▸ The task
Where the word "poziomie" occurs in a line, return that line.

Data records
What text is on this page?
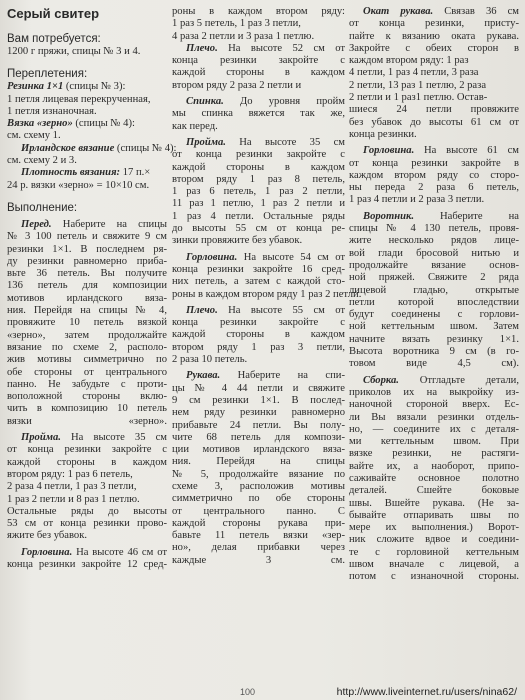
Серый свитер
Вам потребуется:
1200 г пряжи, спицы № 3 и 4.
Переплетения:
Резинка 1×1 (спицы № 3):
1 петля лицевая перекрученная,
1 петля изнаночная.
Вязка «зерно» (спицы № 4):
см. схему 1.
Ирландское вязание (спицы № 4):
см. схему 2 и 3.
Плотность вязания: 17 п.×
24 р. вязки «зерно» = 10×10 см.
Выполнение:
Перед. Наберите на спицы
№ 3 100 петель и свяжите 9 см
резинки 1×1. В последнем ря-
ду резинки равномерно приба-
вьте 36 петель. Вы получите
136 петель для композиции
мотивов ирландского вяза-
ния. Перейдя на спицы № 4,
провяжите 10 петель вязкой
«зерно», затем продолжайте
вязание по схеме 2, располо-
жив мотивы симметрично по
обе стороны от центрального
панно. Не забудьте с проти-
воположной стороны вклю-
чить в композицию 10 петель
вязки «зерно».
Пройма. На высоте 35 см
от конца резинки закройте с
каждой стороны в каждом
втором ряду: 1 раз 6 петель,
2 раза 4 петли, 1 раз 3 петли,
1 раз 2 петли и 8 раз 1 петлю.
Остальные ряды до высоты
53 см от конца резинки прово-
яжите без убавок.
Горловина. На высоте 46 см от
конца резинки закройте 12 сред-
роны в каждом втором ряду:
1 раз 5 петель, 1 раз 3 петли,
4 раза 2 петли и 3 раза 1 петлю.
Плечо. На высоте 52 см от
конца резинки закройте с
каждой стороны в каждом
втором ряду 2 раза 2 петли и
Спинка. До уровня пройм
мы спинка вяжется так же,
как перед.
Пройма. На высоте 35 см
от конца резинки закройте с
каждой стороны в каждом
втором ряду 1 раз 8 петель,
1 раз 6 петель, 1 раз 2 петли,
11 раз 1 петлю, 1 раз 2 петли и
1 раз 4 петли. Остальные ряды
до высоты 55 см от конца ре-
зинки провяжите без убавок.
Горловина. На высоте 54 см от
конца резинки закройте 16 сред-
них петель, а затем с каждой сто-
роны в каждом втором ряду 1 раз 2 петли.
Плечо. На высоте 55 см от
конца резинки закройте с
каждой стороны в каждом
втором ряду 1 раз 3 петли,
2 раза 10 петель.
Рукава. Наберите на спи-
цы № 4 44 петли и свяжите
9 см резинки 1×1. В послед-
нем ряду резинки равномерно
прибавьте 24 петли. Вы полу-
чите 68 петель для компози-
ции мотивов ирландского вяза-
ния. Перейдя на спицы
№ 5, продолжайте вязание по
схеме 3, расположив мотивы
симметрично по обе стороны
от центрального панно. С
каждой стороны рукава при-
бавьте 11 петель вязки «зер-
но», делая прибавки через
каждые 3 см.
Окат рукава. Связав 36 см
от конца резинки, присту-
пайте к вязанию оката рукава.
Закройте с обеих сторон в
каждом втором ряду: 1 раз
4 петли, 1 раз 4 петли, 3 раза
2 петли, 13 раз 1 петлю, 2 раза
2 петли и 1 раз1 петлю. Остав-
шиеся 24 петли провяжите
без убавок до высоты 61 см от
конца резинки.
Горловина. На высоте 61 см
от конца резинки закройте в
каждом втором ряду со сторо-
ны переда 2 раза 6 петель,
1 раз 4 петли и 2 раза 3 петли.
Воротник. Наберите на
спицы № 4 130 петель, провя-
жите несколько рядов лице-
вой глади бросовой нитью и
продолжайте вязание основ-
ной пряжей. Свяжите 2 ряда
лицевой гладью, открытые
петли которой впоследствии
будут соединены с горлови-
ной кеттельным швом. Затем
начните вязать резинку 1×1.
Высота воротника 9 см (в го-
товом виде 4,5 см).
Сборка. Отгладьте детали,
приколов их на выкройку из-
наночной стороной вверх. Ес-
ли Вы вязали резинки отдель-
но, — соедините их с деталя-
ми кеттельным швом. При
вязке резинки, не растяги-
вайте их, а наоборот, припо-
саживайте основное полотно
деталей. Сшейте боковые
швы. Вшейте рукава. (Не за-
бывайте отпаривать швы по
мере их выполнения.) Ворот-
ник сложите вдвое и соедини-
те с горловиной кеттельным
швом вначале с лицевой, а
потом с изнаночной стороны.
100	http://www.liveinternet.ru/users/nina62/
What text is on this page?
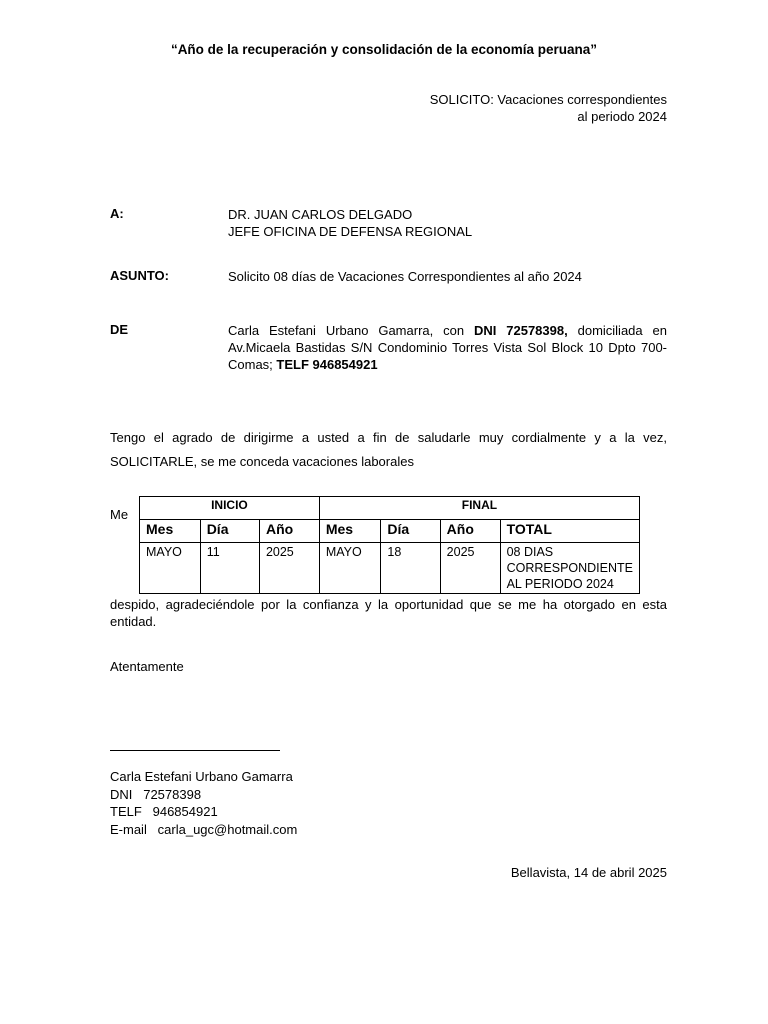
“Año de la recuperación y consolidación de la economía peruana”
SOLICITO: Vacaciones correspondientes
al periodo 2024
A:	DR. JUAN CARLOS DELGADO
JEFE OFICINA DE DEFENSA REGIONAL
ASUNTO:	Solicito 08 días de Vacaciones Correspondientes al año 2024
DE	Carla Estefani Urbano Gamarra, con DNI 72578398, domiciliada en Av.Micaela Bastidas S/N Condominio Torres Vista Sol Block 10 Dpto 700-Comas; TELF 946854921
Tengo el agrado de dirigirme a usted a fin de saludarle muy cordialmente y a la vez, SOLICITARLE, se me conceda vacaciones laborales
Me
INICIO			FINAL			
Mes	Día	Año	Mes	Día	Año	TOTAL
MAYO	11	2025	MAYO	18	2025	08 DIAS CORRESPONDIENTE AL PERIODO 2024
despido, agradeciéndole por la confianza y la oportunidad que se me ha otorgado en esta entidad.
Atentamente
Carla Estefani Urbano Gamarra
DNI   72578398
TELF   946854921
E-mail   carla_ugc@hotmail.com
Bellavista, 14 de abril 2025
---
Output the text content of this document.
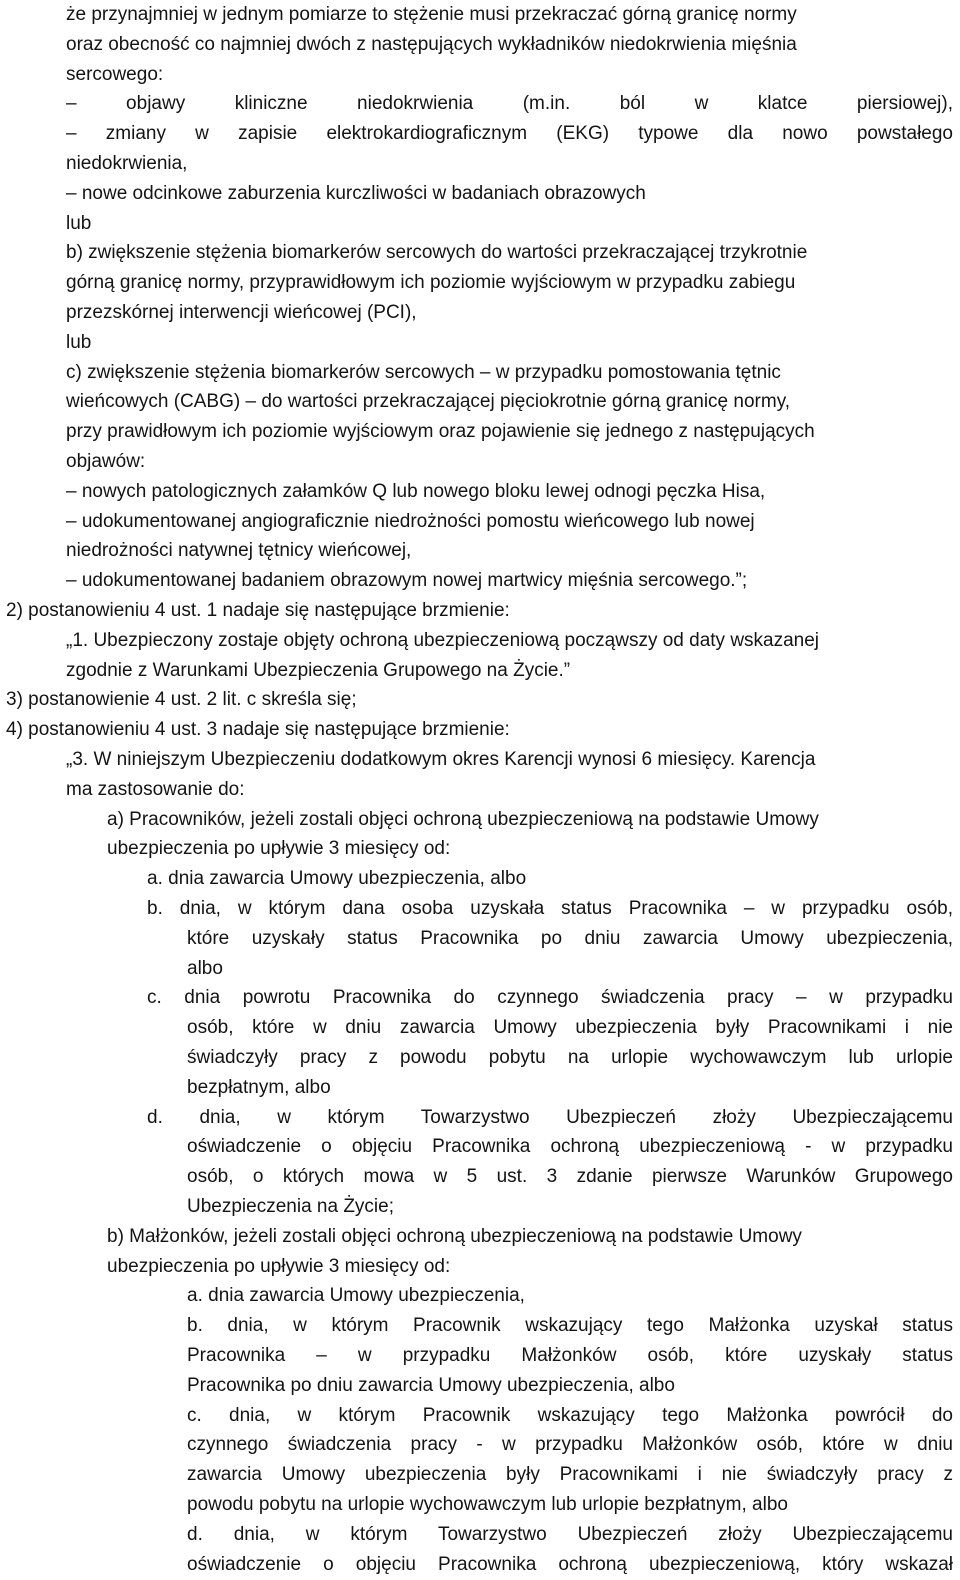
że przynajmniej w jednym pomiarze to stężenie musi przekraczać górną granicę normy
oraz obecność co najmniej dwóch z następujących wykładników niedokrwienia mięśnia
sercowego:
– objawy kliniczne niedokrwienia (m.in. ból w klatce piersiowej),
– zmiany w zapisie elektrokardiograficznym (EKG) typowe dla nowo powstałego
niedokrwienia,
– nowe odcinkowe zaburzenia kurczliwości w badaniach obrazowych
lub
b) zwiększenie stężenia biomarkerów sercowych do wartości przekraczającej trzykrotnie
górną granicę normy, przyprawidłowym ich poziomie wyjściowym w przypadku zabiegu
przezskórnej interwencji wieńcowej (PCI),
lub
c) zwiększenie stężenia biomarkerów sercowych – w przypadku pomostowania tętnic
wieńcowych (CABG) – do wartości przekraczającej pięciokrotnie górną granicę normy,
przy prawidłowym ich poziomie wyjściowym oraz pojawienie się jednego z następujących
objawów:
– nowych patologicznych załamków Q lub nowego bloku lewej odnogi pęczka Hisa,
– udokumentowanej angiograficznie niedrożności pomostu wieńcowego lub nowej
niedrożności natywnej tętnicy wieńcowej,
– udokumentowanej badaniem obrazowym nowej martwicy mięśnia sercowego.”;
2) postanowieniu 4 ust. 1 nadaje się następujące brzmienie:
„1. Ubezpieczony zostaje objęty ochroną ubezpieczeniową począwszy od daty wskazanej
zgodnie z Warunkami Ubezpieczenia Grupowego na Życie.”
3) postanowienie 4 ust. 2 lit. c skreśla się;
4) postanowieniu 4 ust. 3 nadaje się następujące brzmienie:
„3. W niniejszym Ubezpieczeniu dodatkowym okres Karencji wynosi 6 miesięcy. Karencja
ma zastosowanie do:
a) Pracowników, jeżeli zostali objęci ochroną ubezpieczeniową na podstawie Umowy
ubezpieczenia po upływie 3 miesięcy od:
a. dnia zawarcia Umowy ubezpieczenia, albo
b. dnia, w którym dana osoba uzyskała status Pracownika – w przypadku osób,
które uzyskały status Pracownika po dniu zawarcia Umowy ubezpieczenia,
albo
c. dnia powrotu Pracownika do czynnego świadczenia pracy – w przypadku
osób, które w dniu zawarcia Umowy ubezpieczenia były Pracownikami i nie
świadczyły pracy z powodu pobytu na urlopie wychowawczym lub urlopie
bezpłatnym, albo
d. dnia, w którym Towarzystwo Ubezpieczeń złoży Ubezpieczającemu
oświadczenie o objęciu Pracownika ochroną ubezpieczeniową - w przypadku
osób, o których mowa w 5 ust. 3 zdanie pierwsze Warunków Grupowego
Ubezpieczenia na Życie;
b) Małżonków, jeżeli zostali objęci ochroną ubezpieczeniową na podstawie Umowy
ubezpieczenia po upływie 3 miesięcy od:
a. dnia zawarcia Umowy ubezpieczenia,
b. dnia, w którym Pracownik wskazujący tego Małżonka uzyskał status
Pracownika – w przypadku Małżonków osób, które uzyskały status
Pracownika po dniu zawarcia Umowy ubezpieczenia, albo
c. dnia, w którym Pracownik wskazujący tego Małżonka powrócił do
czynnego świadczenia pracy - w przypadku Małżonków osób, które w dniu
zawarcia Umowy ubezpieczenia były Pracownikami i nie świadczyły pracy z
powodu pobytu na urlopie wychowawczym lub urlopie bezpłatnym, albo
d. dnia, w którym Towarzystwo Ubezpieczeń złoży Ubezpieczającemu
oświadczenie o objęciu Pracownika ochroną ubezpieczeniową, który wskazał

▸ Exercise answer
górną granicę normy, przyprawidłowym ich poziomie wyjściowym w przypadku zabiegu
przy prawidłowym ich poziomie wyjściowym oraz pojawienie się jednego z następujących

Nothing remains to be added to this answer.